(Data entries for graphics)
-*-

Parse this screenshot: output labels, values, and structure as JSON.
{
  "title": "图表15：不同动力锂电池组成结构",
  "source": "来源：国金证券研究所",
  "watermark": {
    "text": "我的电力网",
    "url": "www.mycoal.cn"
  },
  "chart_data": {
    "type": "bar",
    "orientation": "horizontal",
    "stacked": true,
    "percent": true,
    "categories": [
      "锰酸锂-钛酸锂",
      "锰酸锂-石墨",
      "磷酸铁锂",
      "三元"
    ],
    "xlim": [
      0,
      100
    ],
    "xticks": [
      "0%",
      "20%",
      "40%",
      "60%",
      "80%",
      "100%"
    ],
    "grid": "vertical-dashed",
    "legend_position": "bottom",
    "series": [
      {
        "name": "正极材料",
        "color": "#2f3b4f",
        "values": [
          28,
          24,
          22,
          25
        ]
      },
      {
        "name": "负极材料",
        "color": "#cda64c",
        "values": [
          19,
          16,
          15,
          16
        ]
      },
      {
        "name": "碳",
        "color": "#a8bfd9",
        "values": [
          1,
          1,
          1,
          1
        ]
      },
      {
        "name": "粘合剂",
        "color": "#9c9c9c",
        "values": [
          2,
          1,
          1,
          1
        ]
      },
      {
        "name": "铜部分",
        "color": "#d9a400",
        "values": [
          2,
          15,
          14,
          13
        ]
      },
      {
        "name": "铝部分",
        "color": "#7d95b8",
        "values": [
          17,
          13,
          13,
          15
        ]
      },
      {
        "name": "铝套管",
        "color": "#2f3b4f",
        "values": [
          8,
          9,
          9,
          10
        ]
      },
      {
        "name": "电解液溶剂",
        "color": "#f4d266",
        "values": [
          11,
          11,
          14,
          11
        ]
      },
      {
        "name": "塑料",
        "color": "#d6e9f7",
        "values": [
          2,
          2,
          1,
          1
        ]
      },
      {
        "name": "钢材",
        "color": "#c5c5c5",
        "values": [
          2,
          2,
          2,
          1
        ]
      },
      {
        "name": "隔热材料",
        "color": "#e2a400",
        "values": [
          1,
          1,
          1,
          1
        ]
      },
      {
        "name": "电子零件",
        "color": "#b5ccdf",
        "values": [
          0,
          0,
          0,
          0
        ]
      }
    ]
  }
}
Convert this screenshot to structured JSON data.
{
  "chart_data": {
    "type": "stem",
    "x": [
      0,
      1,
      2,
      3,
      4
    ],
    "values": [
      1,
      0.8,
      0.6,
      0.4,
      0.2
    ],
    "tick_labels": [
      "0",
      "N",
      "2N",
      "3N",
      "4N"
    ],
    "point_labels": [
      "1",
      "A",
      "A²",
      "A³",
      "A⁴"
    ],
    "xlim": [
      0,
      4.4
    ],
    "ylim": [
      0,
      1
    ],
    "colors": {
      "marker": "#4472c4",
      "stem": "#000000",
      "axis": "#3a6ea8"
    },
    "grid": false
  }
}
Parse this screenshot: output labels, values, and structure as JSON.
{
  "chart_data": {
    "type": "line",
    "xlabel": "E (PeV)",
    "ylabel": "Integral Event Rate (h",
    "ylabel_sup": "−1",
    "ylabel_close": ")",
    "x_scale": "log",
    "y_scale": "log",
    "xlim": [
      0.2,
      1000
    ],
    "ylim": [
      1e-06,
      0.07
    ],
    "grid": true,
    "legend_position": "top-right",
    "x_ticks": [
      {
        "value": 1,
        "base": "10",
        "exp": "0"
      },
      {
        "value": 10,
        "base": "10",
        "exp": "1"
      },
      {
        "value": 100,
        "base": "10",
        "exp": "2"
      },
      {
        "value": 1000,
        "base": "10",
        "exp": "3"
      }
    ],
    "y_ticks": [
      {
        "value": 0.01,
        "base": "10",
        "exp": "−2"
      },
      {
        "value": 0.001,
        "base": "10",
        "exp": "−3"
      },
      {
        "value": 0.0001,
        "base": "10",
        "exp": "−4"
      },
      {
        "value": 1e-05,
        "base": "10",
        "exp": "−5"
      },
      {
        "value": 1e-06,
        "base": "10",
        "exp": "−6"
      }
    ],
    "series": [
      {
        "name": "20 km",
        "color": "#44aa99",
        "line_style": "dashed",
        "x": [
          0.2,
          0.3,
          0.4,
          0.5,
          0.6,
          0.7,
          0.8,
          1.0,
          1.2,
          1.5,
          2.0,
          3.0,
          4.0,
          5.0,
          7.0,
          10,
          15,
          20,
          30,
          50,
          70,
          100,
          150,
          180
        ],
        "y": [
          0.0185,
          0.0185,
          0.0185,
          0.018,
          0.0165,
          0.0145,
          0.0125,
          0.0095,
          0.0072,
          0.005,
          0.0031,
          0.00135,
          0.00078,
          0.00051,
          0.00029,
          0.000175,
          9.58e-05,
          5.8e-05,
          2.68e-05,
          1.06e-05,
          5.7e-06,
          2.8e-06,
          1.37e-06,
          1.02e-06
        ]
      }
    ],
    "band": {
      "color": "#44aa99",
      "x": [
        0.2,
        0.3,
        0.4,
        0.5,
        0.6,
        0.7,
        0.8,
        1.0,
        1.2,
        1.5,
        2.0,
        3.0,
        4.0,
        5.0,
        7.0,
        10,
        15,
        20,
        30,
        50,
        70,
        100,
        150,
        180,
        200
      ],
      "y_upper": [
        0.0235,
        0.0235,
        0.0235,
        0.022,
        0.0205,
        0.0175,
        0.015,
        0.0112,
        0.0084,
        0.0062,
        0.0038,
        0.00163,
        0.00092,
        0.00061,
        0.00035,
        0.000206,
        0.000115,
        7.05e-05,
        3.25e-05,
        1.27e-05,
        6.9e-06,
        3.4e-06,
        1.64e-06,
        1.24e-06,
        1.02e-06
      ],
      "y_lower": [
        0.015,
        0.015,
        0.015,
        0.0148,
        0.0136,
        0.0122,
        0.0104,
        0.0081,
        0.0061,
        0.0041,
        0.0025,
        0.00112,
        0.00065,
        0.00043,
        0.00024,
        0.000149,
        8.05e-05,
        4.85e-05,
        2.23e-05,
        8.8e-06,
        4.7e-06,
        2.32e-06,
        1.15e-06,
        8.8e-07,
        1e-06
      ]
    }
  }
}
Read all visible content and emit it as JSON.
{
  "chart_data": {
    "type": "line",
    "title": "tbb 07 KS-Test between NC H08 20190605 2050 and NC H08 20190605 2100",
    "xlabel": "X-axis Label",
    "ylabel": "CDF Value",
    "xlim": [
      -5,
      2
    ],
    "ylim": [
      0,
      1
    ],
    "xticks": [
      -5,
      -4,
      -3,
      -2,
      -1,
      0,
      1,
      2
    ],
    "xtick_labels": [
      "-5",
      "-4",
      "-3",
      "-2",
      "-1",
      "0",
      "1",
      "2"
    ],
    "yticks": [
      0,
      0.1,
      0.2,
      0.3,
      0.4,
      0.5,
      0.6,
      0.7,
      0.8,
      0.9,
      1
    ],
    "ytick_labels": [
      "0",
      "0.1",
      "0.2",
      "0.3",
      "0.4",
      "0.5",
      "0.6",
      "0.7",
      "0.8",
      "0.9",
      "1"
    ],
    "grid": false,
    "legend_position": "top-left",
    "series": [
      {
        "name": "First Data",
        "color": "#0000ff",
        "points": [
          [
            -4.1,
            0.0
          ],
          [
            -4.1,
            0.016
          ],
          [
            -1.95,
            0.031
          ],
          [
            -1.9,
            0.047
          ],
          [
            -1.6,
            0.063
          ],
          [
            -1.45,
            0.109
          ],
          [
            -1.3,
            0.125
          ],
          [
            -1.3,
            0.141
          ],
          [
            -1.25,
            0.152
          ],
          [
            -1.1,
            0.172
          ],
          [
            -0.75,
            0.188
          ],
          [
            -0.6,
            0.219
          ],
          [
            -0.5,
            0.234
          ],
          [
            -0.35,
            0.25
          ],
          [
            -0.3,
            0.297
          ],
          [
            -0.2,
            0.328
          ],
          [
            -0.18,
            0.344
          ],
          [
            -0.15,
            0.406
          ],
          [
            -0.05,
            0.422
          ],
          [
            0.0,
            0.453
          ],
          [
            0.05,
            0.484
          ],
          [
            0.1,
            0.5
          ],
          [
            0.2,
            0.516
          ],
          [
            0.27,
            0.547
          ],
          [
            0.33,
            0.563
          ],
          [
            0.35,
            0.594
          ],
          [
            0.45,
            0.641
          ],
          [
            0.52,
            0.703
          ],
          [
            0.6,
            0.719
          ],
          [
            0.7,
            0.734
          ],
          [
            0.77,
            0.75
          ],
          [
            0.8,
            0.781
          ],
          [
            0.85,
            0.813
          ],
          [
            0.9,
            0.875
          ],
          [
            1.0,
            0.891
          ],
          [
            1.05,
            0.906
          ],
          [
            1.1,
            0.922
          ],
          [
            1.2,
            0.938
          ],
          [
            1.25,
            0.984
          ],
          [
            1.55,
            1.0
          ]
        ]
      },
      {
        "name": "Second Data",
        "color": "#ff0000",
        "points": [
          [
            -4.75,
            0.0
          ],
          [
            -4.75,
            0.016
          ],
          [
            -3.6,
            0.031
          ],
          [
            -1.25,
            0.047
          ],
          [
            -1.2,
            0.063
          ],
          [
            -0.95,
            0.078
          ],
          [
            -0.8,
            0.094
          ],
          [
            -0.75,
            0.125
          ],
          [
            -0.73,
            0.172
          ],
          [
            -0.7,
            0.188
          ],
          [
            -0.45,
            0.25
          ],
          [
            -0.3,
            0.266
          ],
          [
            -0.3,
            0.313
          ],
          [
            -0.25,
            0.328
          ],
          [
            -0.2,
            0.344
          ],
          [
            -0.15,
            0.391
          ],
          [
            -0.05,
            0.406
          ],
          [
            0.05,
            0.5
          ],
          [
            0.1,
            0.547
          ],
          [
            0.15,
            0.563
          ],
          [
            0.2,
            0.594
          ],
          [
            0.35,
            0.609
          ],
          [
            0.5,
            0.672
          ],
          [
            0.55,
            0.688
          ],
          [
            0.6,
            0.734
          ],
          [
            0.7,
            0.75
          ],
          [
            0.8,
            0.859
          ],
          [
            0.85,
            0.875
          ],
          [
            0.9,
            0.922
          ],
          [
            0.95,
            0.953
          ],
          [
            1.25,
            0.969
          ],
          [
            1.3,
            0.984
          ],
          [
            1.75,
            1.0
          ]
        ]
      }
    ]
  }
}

-*-

YOUR INSTRUCTIONS:
Read through the data and copy every line where "JSON" shows up.

PROBLEM SOLUTION:
Parse this screenshot: output labels, values, and structure as JSON.
Convert this screenshot to structured JSON data.
Parse this screenshot: output labels, values, and structure as JSON.
Read all visible content and emit it as JSON.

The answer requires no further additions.